● WHAT TO DO
Can you pull out each line of the data below that includes the word "October"?

** START OF RECORDS FOR PROCESSING **

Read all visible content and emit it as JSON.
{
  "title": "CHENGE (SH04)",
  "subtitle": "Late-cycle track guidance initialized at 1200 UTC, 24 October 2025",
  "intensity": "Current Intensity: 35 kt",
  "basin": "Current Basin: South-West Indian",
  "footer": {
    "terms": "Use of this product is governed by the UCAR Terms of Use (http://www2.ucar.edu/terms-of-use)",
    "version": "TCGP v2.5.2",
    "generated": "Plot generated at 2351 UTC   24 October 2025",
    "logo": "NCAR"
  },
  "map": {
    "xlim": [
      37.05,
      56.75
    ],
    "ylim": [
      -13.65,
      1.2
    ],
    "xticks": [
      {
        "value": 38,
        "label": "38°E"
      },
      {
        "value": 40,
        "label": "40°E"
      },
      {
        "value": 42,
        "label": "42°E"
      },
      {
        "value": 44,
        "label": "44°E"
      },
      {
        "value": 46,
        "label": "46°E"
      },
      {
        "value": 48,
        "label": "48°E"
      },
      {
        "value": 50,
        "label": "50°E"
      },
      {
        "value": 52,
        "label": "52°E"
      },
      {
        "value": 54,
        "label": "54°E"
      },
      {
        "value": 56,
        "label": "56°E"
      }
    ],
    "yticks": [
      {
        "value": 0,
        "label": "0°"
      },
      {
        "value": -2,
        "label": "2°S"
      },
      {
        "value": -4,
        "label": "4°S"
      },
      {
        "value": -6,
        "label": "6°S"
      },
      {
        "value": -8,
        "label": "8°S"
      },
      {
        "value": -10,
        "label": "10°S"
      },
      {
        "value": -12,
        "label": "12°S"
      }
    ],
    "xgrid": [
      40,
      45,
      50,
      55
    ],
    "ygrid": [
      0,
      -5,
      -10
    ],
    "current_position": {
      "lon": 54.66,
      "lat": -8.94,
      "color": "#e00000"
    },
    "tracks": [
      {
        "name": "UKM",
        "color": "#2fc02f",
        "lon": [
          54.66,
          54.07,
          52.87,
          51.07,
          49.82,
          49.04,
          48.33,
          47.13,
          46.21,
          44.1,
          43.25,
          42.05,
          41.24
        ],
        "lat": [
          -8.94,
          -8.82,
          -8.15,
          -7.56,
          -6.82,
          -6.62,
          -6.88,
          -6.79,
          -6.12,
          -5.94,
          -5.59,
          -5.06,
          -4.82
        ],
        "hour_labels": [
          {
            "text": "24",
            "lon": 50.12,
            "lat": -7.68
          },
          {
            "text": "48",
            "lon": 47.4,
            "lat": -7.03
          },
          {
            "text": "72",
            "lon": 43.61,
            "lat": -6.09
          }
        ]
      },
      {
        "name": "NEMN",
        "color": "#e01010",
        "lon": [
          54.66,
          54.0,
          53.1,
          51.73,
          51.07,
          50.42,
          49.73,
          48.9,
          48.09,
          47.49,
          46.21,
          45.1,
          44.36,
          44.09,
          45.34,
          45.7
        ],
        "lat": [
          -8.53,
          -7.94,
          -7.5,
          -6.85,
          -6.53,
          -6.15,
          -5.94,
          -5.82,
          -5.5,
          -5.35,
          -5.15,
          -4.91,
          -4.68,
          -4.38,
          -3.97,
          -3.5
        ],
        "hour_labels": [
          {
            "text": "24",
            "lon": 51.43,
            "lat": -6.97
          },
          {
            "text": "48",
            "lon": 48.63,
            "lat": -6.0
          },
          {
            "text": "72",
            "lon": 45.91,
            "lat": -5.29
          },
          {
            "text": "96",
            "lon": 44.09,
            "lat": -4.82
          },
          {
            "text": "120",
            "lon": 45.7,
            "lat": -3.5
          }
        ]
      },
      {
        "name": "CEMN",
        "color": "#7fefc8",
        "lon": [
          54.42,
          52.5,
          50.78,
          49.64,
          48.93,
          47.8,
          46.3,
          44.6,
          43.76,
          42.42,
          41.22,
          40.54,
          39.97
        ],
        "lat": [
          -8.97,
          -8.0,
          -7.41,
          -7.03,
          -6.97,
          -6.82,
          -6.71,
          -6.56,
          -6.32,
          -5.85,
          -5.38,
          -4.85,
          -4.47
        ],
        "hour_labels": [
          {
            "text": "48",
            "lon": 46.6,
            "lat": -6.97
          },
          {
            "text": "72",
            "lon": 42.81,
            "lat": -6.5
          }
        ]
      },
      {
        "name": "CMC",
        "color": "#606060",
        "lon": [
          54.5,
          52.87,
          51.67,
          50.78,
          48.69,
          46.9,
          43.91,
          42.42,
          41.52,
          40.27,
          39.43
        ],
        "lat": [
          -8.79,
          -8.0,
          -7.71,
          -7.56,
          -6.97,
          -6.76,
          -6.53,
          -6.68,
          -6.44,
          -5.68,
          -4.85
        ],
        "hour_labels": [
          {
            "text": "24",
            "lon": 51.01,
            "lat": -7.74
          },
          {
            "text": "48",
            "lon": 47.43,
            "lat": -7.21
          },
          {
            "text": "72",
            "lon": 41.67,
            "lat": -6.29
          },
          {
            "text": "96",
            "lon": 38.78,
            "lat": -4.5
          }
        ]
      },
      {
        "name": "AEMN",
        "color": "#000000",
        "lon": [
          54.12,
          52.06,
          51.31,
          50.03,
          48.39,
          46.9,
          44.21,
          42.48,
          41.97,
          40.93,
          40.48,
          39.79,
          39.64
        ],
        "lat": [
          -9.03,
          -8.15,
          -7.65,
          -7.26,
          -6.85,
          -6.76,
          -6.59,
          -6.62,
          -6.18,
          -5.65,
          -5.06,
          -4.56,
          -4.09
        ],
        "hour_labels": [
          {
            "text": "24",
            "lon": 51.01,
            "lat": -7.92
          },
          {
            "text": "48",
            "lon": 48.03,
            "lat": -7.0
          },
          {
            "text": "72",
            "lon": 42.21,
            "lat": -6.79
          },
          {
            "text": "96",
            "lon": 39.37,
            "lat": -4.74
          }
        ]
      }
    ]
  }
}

** END OF RECORDS FOR PROCESSING **

● TASK RESULT
  "subtitle": "Late-cycle track guidance initialized at 1200 UTC, 24 October 2025",
    "generated": "Plot generated at 2351 UTC   24 October 2025",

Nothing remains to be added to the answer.